• **SHORT EXERCISE**: Entries follow. Set all of them down as they stand.

• **DATA SECTION**:
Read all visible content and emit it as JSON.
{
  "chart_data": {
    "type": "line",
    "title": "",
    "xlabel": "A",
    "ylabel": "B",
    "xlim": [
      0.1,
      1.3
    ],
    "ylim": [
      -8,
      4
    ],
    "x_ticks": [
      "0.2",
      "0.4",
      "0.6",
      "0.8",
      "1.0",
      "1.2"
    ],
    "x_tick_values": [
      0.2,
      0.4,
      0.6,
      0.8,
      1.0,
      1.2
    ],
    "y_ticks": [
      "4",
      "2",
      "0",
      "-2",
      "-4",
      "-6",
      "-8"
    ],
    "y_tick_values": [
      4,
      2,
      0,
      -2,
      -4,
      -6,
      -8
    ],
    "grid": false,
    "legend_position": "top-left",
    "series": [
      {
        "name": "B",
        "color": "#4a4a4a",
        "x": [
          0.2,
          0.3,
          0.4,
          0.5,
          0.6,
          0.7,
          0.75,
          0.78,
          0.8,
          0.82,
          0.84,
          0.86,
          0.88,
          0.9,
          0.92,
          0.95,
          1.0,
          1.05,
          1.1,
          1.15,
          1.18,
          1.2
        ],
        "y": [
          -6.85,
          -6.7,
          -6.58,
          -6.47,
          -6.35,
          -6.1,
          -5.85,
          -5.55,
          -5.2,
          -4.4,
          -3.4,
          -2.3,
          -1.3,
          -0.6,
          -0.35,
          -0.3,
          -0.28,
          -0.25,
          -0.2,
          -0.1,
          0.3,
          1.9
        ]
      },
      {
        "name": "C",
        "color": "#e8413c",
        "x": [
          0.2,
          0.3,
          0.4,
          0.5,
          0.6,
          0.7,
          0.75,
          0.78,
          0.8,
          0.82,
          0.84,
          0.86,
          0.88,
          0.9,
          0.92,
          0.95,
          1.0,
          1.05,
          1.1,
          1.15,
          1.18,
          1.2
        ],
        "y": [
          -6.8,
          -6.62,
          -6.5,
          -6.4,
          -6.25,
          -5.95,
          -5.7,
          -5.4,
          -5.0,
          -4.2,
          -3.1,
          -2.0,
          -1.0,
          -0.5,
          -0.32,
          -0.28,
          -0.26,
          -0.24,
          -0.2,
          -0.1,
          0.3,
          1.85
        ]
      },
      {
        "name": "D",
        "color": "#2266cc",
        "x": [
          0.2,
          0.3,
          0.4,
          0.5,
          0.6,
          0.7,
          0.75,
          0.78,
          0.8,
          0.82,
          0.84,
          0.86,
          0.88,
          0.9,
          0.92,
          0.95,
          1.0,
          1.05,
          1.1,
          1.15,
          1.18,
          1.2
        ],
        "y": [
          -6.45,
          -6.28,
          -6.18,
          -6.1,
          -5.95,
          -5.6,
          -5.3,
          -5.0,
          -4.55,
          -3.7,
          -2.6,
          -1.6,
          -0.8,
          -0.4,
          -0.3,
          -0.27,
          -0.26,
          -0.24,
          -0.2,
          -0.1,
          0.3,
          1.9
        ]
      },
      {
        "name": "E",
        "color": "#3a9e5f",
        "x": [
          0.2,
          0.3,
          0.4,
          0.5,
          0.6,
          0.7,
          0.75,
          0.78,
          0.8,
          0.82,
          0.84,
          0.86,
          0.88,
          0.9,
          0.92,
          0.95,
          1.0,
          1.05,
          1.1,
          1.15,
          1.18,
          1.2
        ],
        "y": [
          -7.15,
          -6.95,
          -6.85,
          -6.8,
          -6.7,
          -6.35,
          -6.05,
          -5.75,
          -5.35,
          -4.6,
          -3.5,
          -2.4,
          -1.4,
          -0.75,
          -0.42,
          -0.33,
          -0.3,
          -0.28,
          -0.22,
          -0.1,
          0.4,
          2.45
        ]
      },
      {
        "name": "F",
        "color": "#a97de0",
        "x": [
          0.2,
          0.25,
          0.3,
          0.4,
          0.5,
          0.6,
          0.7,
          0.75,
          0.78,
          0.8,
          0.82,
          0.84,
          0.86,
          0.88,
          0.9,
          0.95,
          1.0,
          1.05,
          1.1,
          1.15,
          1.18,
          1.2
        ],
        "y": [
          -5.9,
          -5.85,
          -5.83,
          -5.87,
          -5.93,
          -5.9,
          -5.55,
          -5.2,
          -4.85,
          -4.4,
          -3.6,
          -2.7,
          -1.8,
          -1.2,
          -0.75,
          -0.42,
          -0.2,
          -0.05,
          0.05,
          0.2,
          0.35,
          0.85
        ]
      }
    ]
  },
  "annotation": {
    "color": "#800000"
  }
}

• **PROBLEM SOLUTION**:
Read all visible content and emit it as JSON.
{
  "chart_data": {
    "type": "line",
    "title": "",
    "xlabel": "A",
    "ylabel": "B",
    "xlim": [
      0.1,
      1.3
    ],
    "ylim": [
      -8,
      4
    ],
    "x_ticks": [
      "0.2",
      "0.4",
      "0.6",
      "0.8",
      "1.0",
      "1.2"
    ],
    "x_tick_values": [
      0.2,
      0.4,
      0.6,
      0.8,
      1.0,
      1.2
    ],
    "y_ticks": [
      "4",
      "2",
      "0",
      "-2",
      "-4",
      "-6",
      "-8"
    ],
    "y_tick_values": [
      4,
      2,
      0,
      -2,
      -4,
      -6,
      -8
    ],
    "grid": false,
    "legend_position": "top-left",
    "series": [
      {
        "name": "B",
        "color": "#4a4a4a",
        "x": [
          0.2,
          0.3,
          0.4,
          0.5,
          0.6,
          0.7,
          0.75,
          0.78,
          0.8,
          0.82,
          0.84,
          0.86,
          0.88,
          0.9,
          0.92,
          0.95,
          1.0,
          1.05,
          1.1,
          1.15,
          1.18,
          1.2
        ],
        "y": [
          -6.85,
          -6.7,
          -6.58,
          -6.47,
          -6.35,
          -6.1,
          -5.85,
          -5.55,
          -5.2,
          -4.4,
          -3.4,
          -2.3,
          -1.3,
          -0.6,
          -0.35,
          -0.3,
          -0.28,
          -0.25,
          -0.2,
          -0.1,
          0.3,
          1.9
        ]
      },
      {
        "name": "C",
        "color": "#e8413c",
        "x": [
          0.2,
          0.3,
          0.4,
          0.5,
          0.6,
          0.7,
          0.75,
          0.78,
          0.8,
          0.82,
          0.84,
          0.86,
          0.88,
          0.9,
          0.92,
          0.95,
          1.0,
          1.05,
          1.1,
          1.15,
          1.18,
          1.2
        ],
        "y": [
          -6.8,
          -6.62,
          -6.5,
          -6.4,
          -6.25,
          -5.95,
          -5.7,
          -5.4,
          -5.0,
          -4.2,
          -3.1,
          -2.0,
          -1.0,
          -0.5,
          -0.32,
          -0.28,
          -0.26,
          -0.24,
          -0.2,
          -0.1,
          0.3,
          1.85
        ]
      },
      {
        "name": "D",
        "color": "#2266cc",
        "x": [
          0.2,
          0.3,
          0.4,
          0.5,
          0.6,
          0.7,
          0.75,
          0.78,
          0.8,
          0.82,
          0.84,
          0.86,
          0.88,
          0.9,
          0.92,
          0.95,
          1.0,
          1.05,
          1.1,
          1.15,
          1.18,
          1.2
        ],
        "y": [
          -6.45,
          -6.28,
          -6.18,
          -6.1,
          -5.95,
          -5.6,
          -5.3,
          -5.0,
          -4.55,
          -3.7,
          -2.6,
          -1.6,
          -0.8,
          -0.4,
          -0.3,
          -0.27,
          -0.26,
          -0.24,
          -0.2,
          -0.1,
          0.3,
          1.9
        ]
      },
      {
        "name": "E",
        "color": "#3a9e5f",
        "x": [
          0.2,
          0.3,
          0.4,
          0.5,
          0.6,
          0.7,
          0.75,
          0.78,
          0.8,
          0.82,
          0.84,
          0.86,
          0.88,
          0.9,
          0.92,
          0.95,
          1.0,
          1.05,
          1.1,
          1.15,
          1.18,
          1.2
        ],
        "y": [
          -7.15,
          -6.95,
          -6.85,
          -6.8,
          -6.7,
          -6.35,
          -6.05,
          -5.75,
          -5.35,
          -4.6,
          -3.5,
          -2.4,
          -1.4,
          -0.75,
          -0.42,
          -0.33,
          -0.3,
          -0.28,
          -0.22,
          -0.1,
          0.4,
          2.45
        ]
      },
      {
        "name": "F",
        "color": "#a97de0",
        "x": [
          0.2,
          0.25,
          0.3,
          0.4,
          0.5,
          0.6,
          0.7,
          0.75,
          0.78,
          0.8,
          0.82,
          0.84,
          0.86,
          0.88,
          0.9,
          0.95,
          1.0,
          1.05,
          1.1,
          1.15,
          1.18,
          1.2
        ],
        "y": [
          -5.9,
          -5.85,
          -5.83,
          -5.87,
          -5.93,
          -5.9,
          -5.55,
          -5.2,
          -4.85,
          -4.4,
          -3.6,
          -2.7,
          -1.8,
          -1.2,
          -0.75,
          -0.42,
          -0.2,
          -0.05,
          0.05,
          0.2,
          0.35,
          0.85
        ]
      }
    ]
  },
  "annotation": {
    "color": "#800000"
  }
}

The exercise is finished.